What this task involves - Print every one of the records below verbatim, line by line, in the order given.

[start Records supplied]

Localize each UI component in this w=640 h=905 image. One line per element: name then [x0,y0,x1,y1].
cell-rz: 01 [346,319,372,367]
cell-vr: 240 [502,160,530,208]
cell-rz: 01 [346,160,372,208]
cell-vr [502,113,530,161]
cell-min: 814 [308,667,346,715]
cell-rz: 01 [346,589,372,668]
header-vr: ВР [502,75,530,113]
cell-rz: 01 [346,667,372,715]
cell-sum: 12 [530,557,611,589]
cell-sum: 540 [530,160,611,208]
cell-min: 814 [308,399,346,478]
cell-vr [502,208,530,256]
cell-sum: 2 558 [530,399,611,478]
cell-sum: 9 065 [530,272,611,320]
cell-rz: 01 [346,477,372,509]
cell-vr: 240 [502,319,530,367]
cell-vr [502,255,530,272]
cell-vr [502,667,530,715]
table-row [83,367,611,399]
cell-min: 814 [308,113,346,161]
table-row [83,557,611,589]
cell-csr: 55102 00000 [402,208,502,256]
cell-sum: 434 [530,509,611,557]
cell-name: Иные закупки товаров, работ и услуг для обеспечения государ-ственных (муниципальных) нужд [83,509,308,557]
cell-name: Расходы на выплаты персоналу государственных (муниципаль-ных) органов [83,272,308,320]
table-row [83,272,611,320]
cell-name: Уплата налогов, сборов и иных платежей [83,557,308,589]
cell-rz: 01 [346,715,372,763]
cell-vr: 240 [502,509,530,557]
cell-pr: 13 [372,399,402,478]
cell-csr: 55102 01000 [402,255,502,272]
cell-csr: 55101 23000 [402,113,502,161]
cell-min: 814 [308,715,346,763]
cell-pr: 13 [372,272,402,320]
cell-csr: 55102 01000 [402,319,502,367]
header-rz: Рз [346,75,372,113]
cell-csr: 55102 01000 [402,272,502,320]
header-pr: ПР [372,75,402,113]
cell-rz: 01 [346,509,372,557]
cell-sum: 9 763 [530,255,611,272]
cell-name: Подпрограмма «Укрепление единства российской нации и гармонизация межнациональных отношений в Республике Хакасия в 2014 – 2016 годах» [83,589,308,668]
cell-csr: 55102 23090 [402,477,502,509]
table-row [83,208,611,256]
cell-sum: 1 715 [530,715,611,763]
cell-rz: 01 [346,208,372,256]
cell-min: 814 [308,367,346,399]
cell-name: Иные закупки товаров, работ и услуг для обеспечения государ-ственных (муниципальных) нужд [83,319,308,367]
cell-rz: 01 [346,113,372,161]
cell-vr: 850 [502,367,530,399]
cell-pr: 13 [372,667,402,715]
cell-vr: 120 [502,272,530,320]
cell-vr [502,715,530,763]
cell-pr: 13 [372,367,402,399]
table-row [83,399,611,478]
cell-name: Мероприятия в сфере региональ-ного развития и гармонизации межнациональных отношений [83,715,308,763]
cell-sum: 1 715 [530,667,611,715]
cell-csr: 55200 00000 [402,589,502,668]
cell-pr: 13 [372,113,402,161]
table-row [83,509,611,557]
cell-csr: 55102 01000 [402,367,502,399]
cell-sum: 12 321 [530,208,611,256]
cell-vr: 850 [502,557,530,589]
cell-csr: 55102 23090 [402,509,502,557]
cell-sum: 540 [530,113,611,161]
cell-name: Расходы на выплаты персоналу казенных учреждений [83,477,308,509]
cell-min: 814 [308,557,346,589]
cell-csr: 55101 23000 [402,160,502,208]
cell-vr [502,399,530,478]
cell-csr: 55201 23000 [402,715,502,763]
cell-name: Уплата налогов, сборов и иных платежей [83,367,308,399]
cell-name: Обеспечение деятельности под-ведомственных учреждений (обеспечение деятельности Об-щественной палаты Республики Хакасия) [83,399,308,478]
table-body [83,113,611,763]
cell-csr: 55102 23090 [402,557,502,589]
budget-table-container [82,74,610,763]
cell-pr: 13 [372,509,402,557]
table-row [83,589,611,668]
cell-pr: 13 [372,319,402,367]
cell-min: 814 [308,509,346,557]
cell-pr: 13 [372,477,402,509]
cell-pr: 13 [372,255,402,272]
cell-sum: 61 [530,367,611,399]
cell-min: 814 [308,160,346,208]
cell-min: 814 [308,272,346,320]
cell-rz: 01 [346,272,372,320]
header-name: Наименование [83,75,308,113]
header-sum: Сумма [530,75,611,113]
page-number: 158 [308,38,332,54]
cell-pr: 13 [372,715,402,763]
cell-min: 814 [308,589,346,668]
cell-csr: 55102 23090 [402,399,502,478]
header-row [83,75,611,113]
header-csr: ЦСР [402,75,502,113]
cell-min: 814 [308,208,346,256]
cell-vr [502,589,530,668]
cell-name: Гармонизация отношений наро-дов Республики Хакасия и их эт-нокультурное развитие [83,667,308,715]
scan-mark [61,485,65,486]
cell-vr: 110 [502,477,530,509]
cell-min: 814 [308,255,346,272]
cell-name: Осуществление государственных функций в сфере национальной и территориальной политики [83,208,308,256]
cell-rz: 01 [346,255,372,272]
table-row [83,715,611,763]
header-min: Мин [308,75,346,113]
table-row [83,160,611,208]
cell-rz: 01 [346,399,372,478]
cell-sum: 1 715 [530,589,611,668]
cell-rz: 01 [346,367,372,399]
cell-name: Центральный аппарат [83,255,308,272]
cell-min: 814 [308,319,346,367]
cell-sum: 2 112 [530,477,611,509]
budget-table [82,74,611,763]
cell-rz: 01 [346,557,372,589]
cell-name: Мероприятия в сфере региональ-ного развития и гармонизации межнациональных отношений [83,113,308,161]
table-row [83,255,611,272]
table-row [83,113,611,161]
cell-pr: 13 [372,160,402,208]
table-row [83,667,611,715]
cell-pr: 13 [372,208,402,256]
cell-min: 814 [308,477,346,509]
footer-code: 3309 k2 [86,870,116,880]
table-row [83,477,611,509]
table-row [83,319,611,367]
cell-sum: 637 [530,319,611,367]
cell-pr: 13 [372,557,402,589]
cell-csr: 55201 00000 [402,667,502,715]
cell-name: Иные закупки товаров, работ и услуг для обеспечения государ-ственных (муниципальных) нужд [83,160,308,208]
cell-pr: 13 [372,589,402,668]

[end Records supplied]

The output -
Localize each UI component in this w=640 h=905 image. One line per element: name then [x0,y0,x1,y1].
cell-rz: 01 [346,319,372,367]
cell-vr: 240 [502,160,530,208]
cell-rz: 01 [346,160,372,208]
cell-vr [502,113,530,161]
cell-min: 814 [308,667,346,715]
cell-rz: 01 [346,589,372,668]
header-vr: ВР [502,75,530,113]
cell-rz: 01 [346,667,372,715]
cell-sum: 12 [530,557,611,589]
cell-sum: 540 [530,160,611,208]
cell-min: 814 [308,399,346,478]
cell-vr [502,208,530,256]
cell-sum: 2 558 [530,399,611,478]
cell-sum: 9 065 [530,272,611,320]
cell-rz: 01 [346,477,372,509]
cell-vr: 240 [502,319,530,367]
cell-vr [502,255,530,272]
cell-vr [502,667,530,715]
table-row [83,367,611,399]
cell-min: 814 [308,113,346,161]
table-row [83,557,611,589]
cell-csr: 55102 00000 [402,208,502,256]
cell-sum: 434 [530,509,611,557]
cell-name: Иные закупки товаров, работ и услуг для обеспечения государ-ственных (муниципальных) нужд [83,509,308,557]
cell-name: Расходы на выплаты персоналу государственных (муниципаль-ных) органов [83,272,308,320]
table-row [83,272,611,320]
cell-name: Уплата налогов, сборов и иных платежей [83,557,308,589]
cell-rz: 01 [346,715,372,763]
cell-vr: 240 [502,509,530,557]
cell-pr: 13 [372,399,402,478]
cell-csr: 55102 01000 [402,255,502,272]
cell-csr: 55101 23000 [402,113,502,161]
cell-min: 814 [308,715,346,763]
cell-pr: 13 [372,272,402,320]
cell-csr: 55102 01000 [402,319,502,367]
header-rz: Рз [346,75,372,113]
cell-csr: 55102 01000 [402,272,502,320]
header-pr: ПР [372,75,402,113]
cell-rz: 01 [346,509,372,557]
cell-sum: 9 763 [530,255,611,272]
cell-name: Подпрограмма «Укрепление единства российской нации и гармонизация межнациональных отношений в Республике Хакасия в 2014 – 2016 годах» [83,589,308,668]
cell-csr: 55102 23090 [402,477,502,509]
table-row [83,208,611,256]
cell-sum: 1 715 [530,715,611,763]
cell-rz: 01 [346,208,372,256]
cell-min: 814 [308,367,346,399]
cell-name: Иные закупки товаров, работ и услуг для обеспечения государ-ственных (муниципальных) нужд [83,319,308,367]
cell-rz: 01 [346,113,372,161]
cell-vr: 850 [502,367,530,399]
cell-pr: 13 [372,667,402,715]
cell-vr: 120 [502,272,530,320]
cell-vr [502,715,530,763]
cell-pr: 13 [372,367,402,399]
table-row [83,399,611,478]
cell-name: Мероприятия в сфере региональ-ного развития и гармонизации межнациональных отношений [83,715,308,763]
cell-sum: 1 715 [530,667,611,715]
cell-csr: 55200 00000 [402,589,502,668]
cell-pr: 13 [372,113,402,161]
table-row [83,509,611,557]
cell-csr: 55102 01000 [402,367,502,399]
cell-sum: 12 321 [530,208,611,256]
cell-vr: 850 [502,557,530,589]
cell-csr: 55102 23090 [402,509,502,557]
cell-sum: 540 [530,113,611,161]
cell-name: Расходы на выплаты персоналу казенных учреждений [83,477,308,509]
cell-min: 814 [308,557,346,589]
cell-csr: 55101 23000 [402,160,502,208]
cell-vr [502,399,530,478]
cell-csr: 55201 23000 [402,715,502,763]
cell-name: Уплата налогов, сборов и иных платежей [83,367,308,399]
cell-name: Обеспечение деятельности под-ведомственных учреждений (обеспечение деятельности Об-щественной палаты Республики Хакасия) [83,399,308,478]
table-body [83,113,611,763]
cell-csr: 55102 23090 [402,557,502,589]
budget-table-container [82,74,610,763]
cell-pr: 13 [372,509,402,557]
table-row [83,589,611,668]
cell-pr: 13 [372,319,402,367]
cell-min: 814 [308,509,346,557]
cell-pr: 13 [372,477,402,509]
cell-pr: 13 [372,255,402,272]
cell-sum: 61 [530,367,611,399]
cell-min: 814 [308,160,346,208]
cell-min: 814 [308,272,346,320]
cell-rz: 01 [346,272,372,320]
header-name: Наименование [83,75,308,113]
header-sum: Сумма [530,75,611,113]
page-number: 158 [308,38,332,54]
cell-pr: 13 [372,715,402,763]
cell-min: 814 [308,589,346,668]
cell-csr: 55102 23090 [402,399,502,478]
header-row [83,75,611,113]
header-csr: ЦСР [402,75,502,113]
cell-min: 814 [308,208,346,256]
cell-vr [502,589,530,668]
cell-name: Гармонизация отношений наро-дов Республики Хакасия и их эт-нокультурное развитие [83,667,308,715]
scan-mark [61,485,65,486]
cell-vr: 110 [502,477,530,509]
cell-min: 814 [308,255,346,272]
cell-name: Осуществление государственных функций в сфере национальной и территориальной политики [83,208,308,256]
cell-rz: 01 [346,255,372,272]
table-row [83,715,611,763]
header-min: Мин [308,75,346,113]
table-row [83,160,611,208]
cell-rz: 01 [346,399,372,478]
cell-sum: 1 715 [530,589,611,668]
cell-rz: 01 [346,367,372,399]
cell-name: Центральный аппарат [83,255,308,272]
cell-min: 814 [308,319,346,367]
cell-sum: 2 112 [530,477,611,509]
budget-table [82,74,611,763]
cell-rz: 01 [346,557,372,589]
cell-name: Мероприятия в сфере региональ-ного развития и гармонизации межнациональных отношений [83,113,308,161]
table-row [83,255,611,272]
table-row [83,113,611,161]
cell-pr: 13 [372,160,402,208]
table-row [83,667,611,715]
cell-pr: 13 [372,208,402,256]
cell-min: 814 [308,477,346,509]
footer-code: 3309 k2 [86,870,116,880]
table-row [83,477,611,509]
table-row [83,319,611,367]
cell-sum: 637 [530,319,611,367]
cell-pr: 13 [372,557,402,589]
cell-csr: 55201 00000 [402,667,502,715]
cell-name: Иные закупки товаров, работ и услуг для обеспечения государ-ственных (муниципальных) нужд [83,160,308,208]
cell-pr: 13 [372,589,402,668]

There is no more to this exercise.